Source excerpt ->
--- START ---

PUBLISHED: 14:57 15 January 2008 | UPDATED: 19:26 05 July 2010

Hundreds of families caring for disabled children across East Anglia will now be able to enjoy a well-earned break as part of a £370m government initiative.

Hundreds of families caring for disabled children across East Anglia will now be able to enjoy a well-earned break as part of a £370m government initiative.

Norfolk and Suffolk county councils are among 21 local authorities handed a slice of the cash as part of a joint three- year funding announcement from education and care services ministers Andrew Adonis and Ivan Lewis.

The two authorities will get about £7m each.

The investment means many more disabled children will be able to take part in new and valuable experiences away from their parents and carers, while those looking after them will have the chance to enjoy a well-earned break from caring.

Breaks will vary in length from just a few hours to a weekend or week, with disabled children and young people being cared for in their own home or given opportunities to access activities and places in the wider community.

Anna Gill, a parent representative on the Norfolk Disabled Children's Strategy Group, the umbrella body which helped put together the county's bid, said the money would bring respite to hundreds of families.

“These breaks are brilliant for the families and brilliant for the children because it's a wonderful opportunity for them,” she said. “This is going to make a very noticeable difference.”

--- END ---

Information supplied ->
--- START ---

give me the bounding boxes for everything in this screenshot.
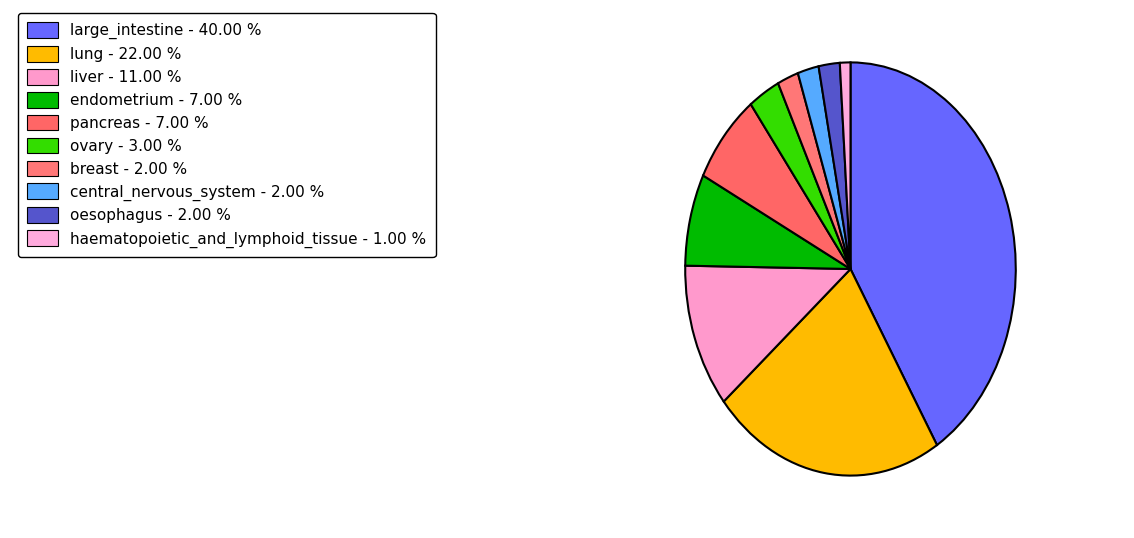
Wedge shape xyxy=(685,175,850,269)
Wedge shape xyxy=(751,83,850,269)
Wedge shape xyxy=(685,266,850,401)
Legend: large_intestine - 40.00 %, lung - 22.00 %, liver - 11.00 %, endometrium - 7.00 %: large_intestine - 40.00 %, lung - 22.00 … xyxy=(18,13,435,257)
Wedge shape xyxy=(819,63,850,269)
Wedge shape xyxy=(703,104,850,269)
Wedge shape xyxy=(798,66,850,269)
Wedge shape xyxy=(850,62,1016,445)
Wedge shape xyxy=(840,62,850,269)
Wedge shape xyxy=(778,73,850,269)
Wedge shape xyxy=(723,269,937,476)
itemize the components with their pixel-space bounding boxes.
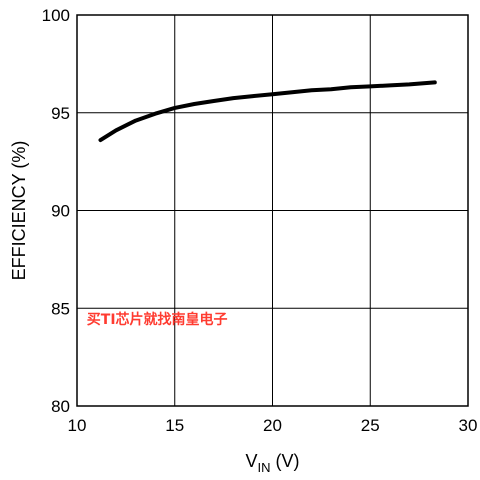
- x-axis-label-subscript: IN: [258, 460, 271, 475]
- series-group: [98, 80, 437, 143]
- x-tick-label-10: 10: [68, 416, 87, 435]
- x-tick-label-25: 25: [361, 416, 380, 435]
- series-line-0: [98, 80, 437, 143]
- y-tick-label-80: 80: [51, 397, 70, 416]
- y-tick-labels: 80 85 90 95 100: [42, 6, 70, 416]
- x-tick-labels: 10 15 20 25 30: [68, 416, 478, 435]
- x-tick-label-30: 30: [459, 416, 478, 435]
- y-tick-label-85: 85: [51, 299, 70, 318]
- y-axis-label: EFFICIENCY (%): [9, 141, 29, 281]
- x-axis-label-main: V: [245, 451, 257, 471]
- grid: [76, 14, 469, 407]
- y-tick-label-90: 90: [51, 202, 70, 221]
- watermark-text: 买TI芯片就找南皇电子: [87, 311, 228, 328]
- x-axis-label: VIN (V): [245, 451, 299, 475]
- x-tick-label-20: 20: [263, 416, 282, 435]
- y-tick-label-100: 100: [42, 6, 70, 25]
- x-axis-label-unit: (V): [271, 451, 300, 471]
- y-tick-label-95: 95: [51, 104, 70, 123]
- plot-frame: [76, 14, 469, 407]
- x-tick-label-15: 15: [165, 416, 184, 435]
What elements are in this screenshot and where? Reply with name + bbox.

--- END ---

Aim of the task -> Continue the news report above on the funding for short breaks for families of disabled children, starting after its final sentence.

Output for this exercise ->
Stuart Marpole, Norfolk County Council service manager for special and additional needs, said the announcement was a major achieve-ment for the council and its partners, including Norfolk Primary Care Trust and Yarmouth and Waveney PCT.

“It is the culmination of a lot of hard work and not a little imagination and enterprise by the staff of these organisations who work with disabled children,” he said. “The funding that will come to Norfolk over the next couple of years will enable us to develop and expand short breaks services to better support disabled children and their families.

“There are already good services in place but we need to increase the quantity of provision, where necessary improve the quality, and overall expand the range and choice of short breaks services available.”

Patricia O'Brien, portfolio holder for children, schools and young people's services at Suffolk County Council, said: “This funding will give the council a chance to offer more children and young people a break and an opportunity to have a go at different activities. As well as this, short breaks can give those who care for children with severe needs the opportunity of a well-earned rest.”